_Recorded information_.

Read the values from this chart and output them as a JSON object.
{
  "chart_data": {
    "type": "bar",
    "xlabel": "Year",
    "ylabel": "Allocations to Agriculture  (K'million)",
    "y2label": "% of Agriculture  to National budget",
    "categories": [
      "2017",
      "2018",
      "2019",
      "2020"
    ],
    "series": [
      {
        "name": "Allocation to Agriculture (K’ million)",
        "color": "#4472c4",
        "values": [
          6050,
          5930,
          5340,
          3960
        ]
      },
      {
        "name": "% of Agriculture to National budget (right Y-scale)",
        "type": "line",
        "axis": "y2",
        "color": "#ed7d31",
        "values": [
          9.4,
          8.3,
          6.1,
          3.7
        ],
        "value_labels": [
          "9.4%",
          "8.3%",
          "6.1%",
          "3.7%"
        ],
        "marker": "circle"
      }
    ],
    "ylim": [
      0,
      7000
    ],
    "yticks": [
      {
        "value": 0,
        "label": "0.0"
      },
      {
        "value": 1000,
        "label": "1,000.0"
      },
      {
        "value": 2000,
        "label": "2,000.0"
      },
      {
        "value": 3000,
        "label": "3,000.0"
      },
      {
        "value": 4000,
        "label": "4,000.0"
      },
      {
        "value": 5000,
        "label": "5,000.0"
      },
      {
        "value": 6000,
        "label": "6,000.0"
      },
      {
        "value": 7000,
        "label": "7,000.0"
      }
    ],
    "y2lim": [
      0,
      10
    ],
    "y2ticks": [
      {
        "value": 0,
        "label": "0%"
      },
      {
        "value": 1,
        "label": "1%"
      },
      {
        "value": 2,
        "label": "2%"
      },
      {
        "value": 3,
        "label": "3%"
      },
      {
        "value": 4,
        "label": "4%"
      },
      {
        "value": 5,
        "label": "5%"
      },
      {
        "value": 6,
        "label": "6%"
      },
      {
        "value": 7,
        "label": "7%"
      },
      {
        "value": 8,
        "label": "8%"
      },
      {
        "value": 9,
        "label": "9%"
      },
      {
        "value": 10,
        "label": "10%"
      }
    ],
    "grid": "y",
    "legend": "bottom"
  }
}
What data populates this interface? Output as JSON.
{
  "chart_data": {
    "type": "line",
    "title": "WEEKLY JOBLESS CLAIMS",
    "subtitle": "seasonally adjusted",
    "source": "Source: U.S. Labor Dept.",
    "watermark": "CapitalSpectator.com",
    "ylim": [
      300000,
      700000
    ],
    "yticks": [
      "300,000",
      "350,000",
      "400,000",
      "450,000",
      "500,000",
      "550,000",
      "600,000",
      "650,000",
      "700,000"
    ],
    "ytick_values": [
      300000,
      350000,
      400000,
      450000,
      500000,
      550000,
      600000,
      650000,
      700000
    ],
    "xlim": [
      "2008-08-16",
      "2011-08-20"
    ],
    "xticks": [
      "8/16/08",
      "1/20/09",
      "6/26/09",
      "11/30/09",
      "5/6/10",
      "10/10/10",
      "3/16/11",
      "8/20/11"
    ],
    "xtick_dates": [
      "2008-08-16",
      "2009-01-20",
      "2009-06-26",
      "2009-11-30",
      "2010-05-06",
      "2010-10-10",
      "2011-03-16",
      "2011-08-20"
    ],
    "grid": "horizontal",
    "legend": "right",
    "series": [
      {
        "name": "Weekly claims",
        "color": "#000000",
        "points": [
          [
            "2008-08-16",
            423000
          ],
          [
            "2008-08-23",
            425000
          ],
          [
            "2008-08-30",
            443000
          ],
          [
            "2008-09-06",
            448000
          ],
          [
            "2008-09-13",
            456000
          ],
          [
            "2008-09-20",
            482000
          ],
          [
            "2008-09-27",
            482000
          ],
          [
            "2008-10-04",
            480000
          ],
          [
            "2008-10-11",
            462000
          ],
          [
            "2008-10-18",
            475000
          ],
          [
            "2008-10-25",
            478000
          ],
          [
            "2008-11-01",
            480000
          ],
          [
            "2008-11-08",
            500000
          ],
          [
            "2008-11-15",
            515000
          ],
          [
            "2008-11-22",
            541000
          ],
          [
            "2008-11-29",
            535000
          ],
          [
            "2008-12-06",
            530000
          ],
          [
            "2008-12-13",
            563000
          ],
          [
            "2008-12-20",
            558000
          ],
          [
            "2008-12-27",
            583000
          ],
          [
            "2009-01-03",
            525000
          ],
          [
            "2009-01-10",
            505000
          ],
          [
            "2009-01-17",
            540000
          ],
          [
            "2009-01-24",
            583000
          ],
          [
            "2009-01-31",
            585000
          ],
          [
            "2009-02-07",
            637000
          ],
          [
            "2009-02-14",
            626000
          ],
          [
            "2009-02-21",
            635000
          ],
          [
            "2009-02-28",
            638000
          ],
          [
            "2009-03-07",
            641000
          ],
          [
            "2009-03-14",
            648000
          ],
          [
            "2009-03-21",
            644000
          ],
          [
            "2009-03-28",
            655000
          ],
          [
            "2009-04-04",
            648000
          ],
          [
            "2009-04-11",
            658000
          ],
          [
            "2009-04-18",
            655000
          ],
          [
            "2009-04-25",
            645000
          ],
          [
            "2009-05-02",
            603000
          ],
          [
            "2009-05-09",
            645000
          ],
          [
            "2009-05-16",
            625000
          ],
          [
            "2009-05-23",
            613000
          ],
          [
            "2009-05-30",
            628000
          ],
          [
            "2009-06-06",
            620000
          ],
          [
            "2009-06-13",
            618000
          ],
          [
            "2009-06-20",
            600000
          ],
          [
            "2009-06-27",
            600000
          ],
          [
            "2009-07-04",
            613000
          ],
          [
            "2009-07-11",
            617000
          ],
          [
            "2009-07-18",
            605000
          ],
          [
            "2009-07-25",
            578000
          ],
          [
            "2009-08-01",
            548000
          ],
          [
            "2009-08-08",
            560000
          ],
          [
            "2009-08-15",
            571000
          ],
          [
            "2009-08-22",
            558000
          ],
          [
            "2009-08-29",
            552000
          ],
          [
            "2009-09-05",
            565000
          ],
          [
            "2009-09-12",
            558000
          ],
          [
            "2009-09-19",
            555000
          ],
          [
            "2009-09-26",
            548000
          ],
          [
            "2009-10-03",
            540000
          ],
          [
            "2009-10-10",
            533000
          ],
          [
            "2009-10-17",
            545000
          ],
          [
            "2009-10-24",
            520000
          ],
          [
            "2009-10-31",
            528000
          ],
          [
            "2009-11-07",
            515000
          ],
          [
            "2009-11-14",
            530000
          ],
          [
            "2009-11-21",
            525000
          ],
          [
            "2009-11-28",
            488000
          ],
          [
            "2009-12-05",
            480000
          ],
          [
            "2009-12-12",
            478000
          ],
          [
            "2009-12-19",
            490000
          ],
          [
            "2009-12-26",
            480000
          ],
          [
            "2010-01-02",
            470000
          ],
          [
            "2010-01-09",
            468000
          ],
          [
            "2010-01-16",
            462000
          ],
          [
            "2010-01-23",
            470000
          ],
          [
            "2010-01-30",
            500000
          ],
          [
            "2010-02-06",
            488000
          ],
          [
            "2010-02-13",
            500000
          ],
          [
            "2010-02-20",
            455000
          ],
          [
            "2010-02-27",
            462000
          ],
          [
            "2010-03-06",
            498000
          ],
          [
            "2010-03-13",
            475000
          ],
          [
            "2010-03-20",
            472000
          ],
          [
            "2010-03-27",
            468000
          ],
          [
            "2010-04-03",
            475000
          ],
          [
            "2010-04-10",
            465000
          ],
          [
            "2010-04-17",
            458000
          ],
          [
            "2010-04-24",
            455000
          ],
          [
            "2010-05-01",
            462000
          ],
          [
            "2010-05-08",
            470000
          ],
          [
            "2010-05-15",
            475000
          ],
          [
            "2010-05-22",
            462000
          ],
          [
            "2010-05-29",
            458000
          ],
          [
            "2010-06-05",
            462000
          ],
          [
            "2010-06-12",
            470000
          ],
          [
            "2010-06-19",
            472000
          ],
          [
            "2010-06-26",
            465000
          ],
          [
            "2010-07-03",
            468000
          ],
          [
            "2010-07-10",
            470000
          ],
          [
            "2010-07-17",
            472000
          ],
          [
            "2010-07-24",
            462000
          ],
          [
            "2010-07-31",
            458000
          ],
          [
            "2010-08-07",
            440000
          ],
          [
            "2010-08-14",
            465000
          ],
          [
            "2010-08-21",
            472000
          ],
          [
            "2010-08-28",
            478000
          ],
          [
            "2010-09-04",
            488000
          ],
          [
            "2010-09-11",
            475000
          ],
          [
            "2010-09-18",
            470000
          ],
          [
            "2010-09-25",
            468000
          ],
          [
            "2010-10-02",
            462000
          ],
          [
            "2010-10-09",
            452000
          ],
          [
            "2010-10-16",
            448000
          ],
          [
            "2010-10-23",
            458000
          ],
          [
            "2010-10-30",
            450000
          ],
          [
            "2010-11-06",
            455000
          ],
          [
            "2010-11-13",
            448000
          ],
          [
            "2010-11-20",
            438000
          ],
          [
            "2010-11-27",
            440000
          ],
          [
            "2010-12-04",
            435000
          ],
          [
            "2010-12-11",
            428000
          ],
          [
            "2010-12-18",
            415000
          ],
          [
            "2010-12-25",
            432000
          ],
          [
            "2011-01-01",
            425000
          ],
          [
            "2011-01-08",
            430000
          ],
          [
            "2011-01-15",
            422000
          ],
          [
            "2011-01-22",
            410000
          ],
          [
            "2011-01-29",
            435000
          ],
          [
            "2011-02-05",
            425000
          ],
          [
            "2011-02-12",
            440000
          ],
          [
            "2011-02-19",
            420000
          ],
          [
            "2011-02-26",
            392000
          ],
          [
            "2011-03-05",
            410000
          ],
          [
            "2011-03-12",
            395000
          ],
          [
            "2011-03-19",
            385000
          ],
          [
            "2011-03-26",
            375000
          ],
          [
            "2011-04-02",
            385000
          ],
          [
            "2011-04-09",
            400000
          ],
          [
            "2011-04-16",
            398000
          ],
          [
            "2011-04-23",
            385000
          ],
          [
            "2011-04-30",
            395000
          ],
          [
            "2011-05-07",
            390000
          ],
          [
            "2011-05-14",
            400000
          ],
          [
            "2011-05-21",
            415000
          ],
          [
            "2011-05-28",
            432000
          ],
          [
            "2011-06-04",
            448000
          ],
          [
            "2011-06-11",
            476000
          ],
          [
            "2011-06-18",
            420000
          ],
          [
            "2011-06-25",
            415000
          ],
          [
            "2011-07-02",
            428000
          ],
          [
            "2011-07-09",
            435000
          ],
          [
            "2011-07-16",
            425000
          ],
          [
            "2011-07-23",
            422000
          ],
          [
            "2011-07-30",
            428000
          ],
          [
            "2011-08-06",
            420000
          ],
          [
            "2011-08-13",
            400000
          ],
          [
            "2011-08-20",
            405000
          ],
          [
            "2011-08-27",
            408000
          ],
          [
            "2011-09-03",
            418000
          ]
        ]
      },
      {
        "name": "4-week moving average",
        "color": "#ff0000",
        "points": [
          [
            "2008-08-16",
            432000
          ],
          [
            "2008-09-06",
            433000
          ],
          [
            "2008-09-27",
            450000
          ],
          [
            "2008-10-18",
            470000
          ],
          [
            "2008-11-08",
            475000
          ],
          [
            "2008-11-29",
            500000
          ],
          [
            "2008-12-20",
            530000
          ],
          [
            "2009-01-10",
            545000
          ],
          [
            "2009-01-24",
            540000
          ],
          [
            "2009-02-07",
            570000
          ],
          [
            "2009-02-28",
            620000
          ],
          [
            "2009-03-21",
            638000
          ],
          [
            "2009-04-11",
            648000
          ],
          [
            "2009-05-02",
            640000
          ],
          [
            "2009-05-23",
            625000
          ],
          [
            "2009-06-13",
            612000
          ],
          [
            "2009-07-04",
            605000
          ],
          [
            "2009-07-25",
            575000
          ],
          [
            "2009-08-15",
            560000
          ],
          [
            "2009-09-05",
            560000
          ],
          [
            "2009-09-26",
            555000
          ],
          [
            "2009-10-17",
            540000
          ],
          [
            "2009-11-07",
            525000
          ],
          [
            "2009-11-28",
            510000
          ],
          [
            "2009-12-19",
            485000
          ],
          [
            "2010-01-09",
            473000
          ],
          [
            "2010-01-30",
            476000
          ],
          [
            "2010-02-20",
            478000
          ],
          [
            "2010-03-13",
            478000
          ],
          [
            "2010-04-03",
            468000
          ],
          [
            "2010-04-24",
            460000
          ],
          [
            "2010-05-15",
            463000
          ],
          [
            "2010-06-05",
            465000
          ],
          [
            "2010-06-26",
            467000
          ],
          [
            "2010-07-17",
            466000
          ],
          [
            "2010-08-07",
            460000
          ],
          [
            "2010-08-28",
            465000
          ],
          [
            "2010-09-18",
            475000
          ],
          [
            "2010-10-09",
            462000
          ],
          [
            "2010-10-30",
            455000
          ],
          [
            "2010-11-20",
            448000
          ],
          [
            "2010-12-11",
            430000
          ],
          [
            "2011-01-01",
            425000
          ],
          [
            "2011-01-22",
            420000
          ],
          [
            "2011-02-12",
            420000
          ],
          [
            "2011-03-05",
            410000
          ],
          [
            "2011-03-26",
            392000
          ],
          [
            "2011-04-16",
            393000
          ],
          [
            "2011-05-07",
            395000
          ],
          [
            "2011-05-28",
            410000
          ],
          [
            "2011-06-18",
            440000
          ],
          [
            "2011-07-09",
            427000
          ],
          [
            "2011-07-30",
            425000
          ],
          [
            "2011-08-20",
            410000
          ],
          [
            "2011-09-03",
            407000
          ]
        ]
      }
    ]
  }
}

_Exercise_. Collect every line above that contains the word "right".

_Correct answer_.
        "name": "% of Agriculture to National budget (right Y-scale)",
    "legend": "right",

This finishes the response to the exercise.